Copy out every line in which the string "this" occurs.

************

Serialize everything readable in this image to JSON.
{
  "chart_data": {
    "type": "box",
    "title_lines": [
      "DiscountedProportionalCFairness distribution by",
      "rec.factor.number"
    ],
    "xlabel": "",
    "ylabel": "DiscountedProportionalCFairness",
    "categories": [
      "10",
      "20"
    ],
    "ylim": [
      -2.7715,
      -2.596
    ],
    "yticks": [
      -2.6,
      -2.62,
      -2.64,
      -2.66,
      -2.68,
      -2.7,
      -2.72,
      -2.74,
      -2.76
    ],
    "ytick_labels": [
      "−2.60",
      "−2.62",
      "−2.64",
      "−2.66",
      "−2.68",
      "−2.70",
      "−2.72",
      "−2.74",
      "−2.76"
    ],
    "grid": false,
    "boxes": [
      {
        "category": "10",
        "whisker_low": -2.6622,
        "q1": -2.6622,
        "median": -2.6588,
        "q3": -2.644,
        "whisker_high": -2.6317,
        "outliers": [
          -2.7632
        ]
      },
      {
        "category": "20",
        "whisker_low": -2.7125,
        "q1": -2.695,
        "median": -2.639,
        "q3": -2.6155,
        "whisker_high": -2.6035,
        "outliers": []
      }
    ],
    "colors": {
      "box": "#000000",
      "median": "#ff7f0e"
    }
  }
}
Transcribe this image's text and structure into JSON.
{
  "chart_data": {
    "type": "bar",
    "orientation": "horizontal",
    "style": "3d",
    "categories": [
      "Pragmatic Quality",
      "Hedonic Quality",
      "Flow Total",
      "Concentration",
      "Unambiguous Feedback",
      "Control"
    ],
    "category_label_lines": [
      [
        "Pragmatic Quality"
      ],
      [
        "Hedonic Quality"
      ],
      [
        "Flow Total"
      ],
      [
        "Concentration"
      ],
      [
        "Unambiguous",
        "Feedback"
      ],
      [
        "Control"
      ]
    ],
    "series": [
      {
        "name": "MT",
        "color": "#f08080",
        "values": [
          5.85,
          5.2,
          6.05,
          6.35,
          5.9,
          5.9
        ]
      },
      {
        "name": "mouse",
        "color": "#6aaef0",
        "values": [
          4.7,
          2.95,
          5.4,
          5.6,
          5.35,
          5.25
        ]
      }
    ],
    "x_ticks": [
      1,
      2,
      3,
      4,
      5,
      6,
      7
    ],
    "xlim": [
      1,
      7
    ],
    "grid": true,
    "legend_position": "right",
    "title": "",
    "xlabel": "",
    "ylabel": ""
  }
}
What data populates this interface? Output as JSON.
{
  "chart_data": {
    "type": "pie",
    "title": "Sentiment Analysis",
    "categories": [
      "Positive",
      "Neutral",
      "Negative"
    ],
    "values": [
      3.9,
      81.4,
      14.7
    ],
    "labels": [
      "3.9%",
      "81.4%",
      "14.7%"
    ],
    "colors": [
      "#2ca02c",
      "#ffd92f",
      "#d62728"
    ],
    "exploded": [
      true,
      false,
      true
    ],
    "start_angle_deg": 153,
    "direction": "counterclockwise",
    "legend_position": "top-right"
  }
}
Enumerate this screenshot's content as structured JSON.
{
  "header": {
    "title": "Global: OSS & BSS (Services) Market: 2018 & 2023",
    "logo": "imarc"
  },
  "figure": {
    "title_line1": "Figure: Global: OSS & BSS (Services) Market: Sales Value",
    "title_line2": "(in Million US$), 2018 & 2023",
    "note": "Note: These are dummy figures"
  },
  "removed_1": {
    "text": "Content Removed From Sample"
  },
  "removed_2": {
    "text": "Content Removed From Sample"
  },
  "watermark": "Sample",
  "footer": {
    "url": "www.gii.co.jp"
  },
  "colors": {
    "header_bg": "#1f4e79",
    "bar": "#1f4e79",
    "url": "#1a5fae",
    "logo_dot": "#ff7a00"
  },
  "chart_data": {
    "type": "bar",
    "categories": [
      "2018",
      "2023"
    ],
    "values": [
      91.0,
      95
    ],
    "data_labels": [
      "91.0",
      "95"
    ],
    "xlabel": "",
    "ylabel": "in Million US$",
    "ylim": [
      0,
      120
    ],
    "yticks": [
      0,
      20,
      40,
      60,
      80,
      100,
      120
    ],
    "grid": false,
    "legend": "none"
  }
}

************

## Final result
Serialize everything readable in this image to JSON.
Transcribe this image's text and structure into JSON.
What data populates this interface? Output as JSON.
Enumerate this screenshot's content as structured JSON.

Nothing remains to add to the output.